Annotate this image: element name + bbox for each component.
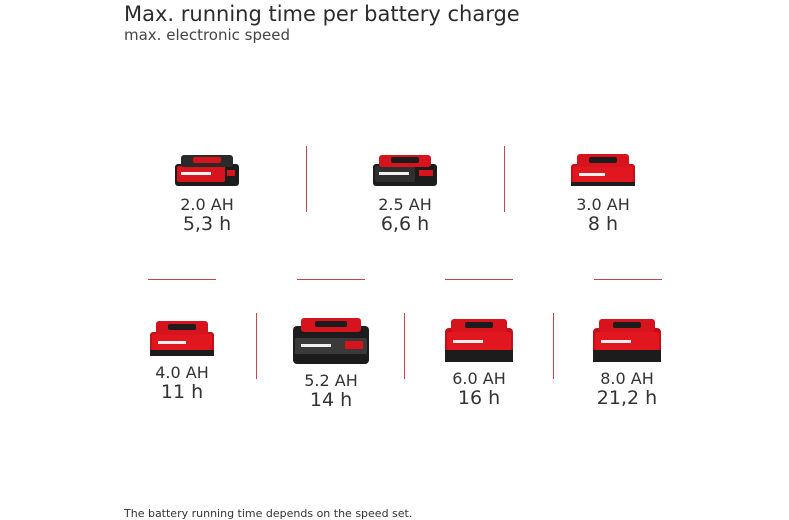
battery-runtime: 6,6 h: [380, 213, 430, 235]
battery-2-0ah-icon: [175, 155, 239, 186]
row-divider: [297, 279, 365, 280]
row-divider: [148, 279, 216, 280]
battery-card-2-5ah: 2.5 AH 6,6 h: [330, 150, 480, 234]
battery-capacity: 6.0 AH: [452, 369, 506, 388]
battery-runtime: 16 h: [457, 387, 501, 409]
column-divider: [256, 313, 257, 379]
battery-capacity: 2.5 AH: [378, 195, 432, 214]
battery-runtime: 8 h: [587, 213, 619, 235]
battery-capacity: 3.0 AH: [576, 195, 630, 214]
battery-card-3-0ah: 3.0 AH 8 h: [528, 150, 678, 234]
battery-capacity: 8.0 AH: [600, 369, 654, 388]
battery-8-0ah-icon: [593, 319, 661, 362]
battery-5-2ah-icon: [293, 318, 369, 364]
battery-card-5-2ah: 5.2 AH 14 h: [256, 316, 406, 410]
battery-6-0ah-icon: [445, 319, 513, 362]
column-divider: [504, 146, 505, 212]
battery-card-8-0ah: 8.0 AH 21,2 h: [552, 316, 702, 408]
battery-card-6-0ah: 6.0 AH 16 h: [404, 316, 554, 408]
battery-capacity: 2.0 AH: [180, 195, 234, 214]
battery-runtime: 11 h: [160, 381, 204, 403]
page-subtitle: max. electronic speed: [124, 26, 290, 44]
battery-card-2-0ah: 2.0 AH 5,3 h: [132, 150, 282, 234]
column-divider: [404, 313, 405, 379]
battery-runtime: 21,2 h: [596, 387, 658, 409]
row-divider: [445, 279, 513, 280]
battery-4-0ah-icon: [150, 321, 214, 356]
row-divider: [594, 279, 662, 280]
battery-runtime: 5,3 h: [182, 213, 232, 235]
battery-runtime: 14 h: [309, 389, 353, 411]
battery-3-0ah-icon: [571, 154, 635, 186]
battery-capacity: 5.2 AH: [304, 371, 358, 390]
battery-card-4-0ah: 4.0 AH 11 h: [107, 316, 257, 402]
battery-capacity: 4.0 AH: [155, 363, 209, 382]
column-divider: [306, 146, 307, 212]
page-title: Max. running time per battery charge: [124, 2, 520, 26]
battery-2-5ah-icon: [373, 155, 437, 186]
footnote: The battery running time depends on the …: [124, 507, 413, 520]
column-divider: [553, 313, 554, 379]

GOAL OF THE EXERCISE –
Change every "row-divider" in the data above to "horizontal-rule", and reproduce all of the data with nothing else altered. Leave the pictures out.

COMPLETED EXERCISE –
Annotate this image: element name + bbox for each component.
battery-runtime: 6,6 h: [380, 213, 430, 235]
battery-2-0ah-icon: [175, 155, 239, 186]
horizontal-rule: [297, 279, 365, 280]
horizontal-rule: [148, 279, 216, 280]
battery-card-2-5ah: 2.5 AH 6,6 h: [330, 150, 480, 234]
battery-capacity: 6.0 AH: [452, 369, 506, 388]
battery-runtime: 16 h: [457, 387, 501, 409]
column-divider: [256, 313, 257, 379]
battery-capacity: 2.5 AH: [378, 195, 432, 214]
battery-runtime: 8 h: [587, 213, 619, 235]
battery-capacity: 3.0 AH: [576, 195, 630, 214]
battery-card-3-0ah: 3.0 AH 8 h: [528, 150, 678, 234]
battery-capacity: 8.0 AH: [600, 369, 654, 388]
battery-8-0ah-icon: [593, 319, 661, 362]
battery-5-2ah-icon: [293, 318, 369, 364]
battery-card-5-2ah: 5.2 AH 14 h: [256, 316, 406, 410]
battery-6-0ah-icon: [445, 319, 513, 362]
column-divider: [504, 146, 505, 212]
battery-card-8-0ah: 8.0 AH 21,2 h: [552, 316, 702, 408]
battery-card-6-0ah: 6.0 AH 16 h: [404, 316, 554, 408]
battery-capacity: 2.0 AH: [180, 195, 234, 214]
battery-runtime: 11 h: [160, 381, 204, 403]
page-subtitle: max. electronic speed: [124, 26, 290, 44]
battery-card-2-0ah: 2.0 AH 5,3 h: [132, 150, 282, 234]
column-divider: [404, 313, 405, 379]
battery-runtime: 21,2 h: [596, 387, 658, 409]
horizontal-rule: [445, 279, 513, 280]
battery-4-0ah-icon: [150, 321, 214, 356]
horizontal-rule: [594, 279, 662, 280]
battery-runtime: 5,3 h: [182, 213, 232, 235]
battery-runtime: 14 h: [309, 389, 353, 411]
battery-3-0ah-icon: [571, 154, 635, 186]
battery-capacity: 5.2 AH: [304, 371, 358, 390]
battery-card-4-0ah: 4.0 AH 11 h: [107, 316, 257, 402]
battery-capacity: 4.0 AH: [155, 363, 209, 382]
column-divider: [306, 146, 307, 212]
page-title: Max. running time per battery charge: [124, 2, 520, 26]
battery-2-5ah-icon: [373, 155, 437, 186]
footnote: The battery running time depends on the …: [124, 507, 413, 520]
column-divider: [553, 313, 554, 379]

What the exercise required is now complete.